Available records:
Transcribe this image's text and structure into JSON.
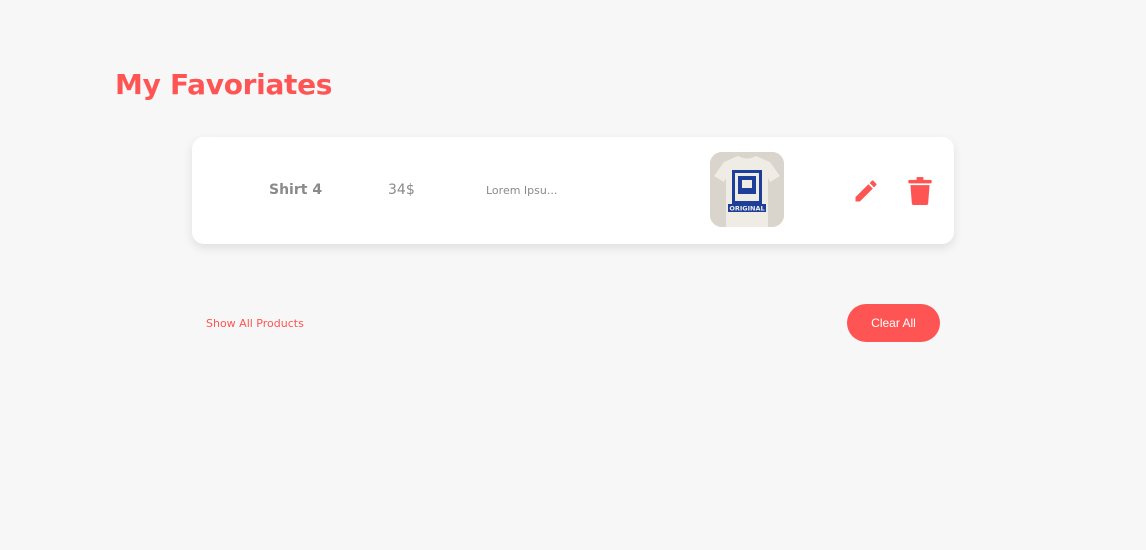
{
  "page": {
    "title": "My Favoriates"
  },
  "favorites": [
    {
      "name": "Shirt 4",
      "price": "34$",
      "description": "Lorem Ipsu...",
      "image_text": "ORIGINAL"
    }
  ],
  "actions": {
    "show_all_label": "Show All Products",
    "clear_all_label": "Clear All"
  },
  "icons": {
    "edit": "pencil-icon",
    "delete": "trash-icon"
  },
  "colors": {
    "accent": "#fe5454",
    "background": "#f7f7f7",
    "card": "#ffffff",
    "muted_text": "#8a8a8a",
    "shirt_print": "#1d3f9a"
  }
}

==

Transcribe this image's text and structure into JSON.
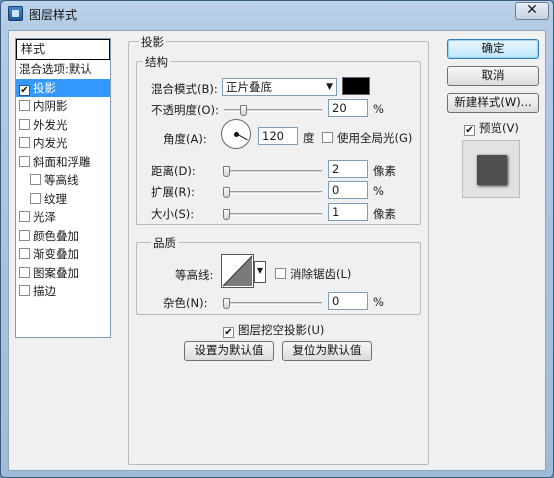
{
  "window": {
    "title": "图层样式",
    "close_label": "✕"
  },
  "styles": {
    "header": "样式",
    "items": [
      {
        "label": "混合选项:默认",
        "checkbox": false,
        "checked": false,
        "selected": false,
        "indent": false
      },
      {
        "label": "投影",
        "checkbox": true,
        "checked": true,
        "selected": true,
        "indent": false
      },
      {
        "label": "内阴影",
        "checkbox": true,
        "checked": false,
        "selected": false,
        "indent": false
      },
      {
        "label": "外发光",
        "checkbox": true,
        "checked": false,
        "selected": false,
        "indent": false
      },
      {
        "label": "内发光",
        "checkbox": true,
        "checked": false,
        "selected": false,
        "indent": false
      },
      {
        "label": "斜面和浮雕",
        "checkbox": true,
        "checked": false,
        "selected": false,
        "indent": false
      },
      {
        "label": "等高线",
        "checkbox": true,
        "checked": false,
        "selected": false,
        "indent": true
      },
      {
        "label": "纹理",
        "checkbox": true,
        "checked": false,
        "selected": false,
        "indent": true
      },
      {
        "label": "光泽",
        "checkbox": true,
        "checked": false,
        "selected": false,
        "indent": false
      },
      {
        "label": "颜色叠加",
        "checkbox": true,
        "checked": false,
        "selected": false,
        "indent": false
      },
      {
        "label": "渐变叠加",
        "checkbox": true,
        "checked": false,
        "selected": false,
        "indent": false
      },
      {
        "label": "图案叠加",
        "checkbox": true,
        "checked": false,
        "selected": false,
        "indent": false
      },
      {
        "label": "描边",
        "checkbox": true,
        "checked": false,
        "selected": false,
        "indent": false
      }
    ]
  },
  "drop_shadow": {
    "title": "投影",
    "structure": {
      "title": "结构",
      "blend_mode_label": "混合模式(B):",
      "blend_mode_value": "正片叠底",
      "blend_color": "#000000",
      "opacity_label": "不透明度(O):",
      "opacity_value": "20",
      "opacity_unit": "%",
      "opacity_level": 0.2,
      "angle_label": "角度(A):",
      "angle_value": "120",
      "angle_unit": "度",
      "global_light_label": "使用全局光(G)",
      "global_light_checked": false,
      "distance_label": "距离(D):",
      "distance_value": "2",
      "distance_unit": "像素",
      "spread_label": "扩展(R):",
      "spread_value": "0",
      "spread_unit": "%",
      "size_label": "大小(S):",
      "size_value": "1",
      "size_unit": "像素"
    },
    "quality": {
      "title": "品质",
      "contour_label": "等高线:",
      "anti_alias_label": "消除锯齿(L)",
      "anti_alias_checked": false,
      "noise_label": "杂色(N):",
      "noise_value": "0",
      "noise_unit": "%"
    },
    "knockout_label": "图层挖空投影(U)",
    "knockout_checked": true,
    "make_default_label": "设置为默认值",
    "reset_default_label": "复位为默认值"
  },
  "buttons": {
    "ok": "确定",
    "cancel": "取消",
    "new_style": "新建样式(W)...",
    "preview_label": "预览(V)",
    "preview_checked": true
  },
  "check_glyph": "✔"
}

Your task:
Scan the material above. Copy each line that holds the word "title".

Solution for this exercise:
    "title": "My Favoriates"
    "title": "图层样式",
    "title": "投影",
      "title": "结构",
      "title": "品质",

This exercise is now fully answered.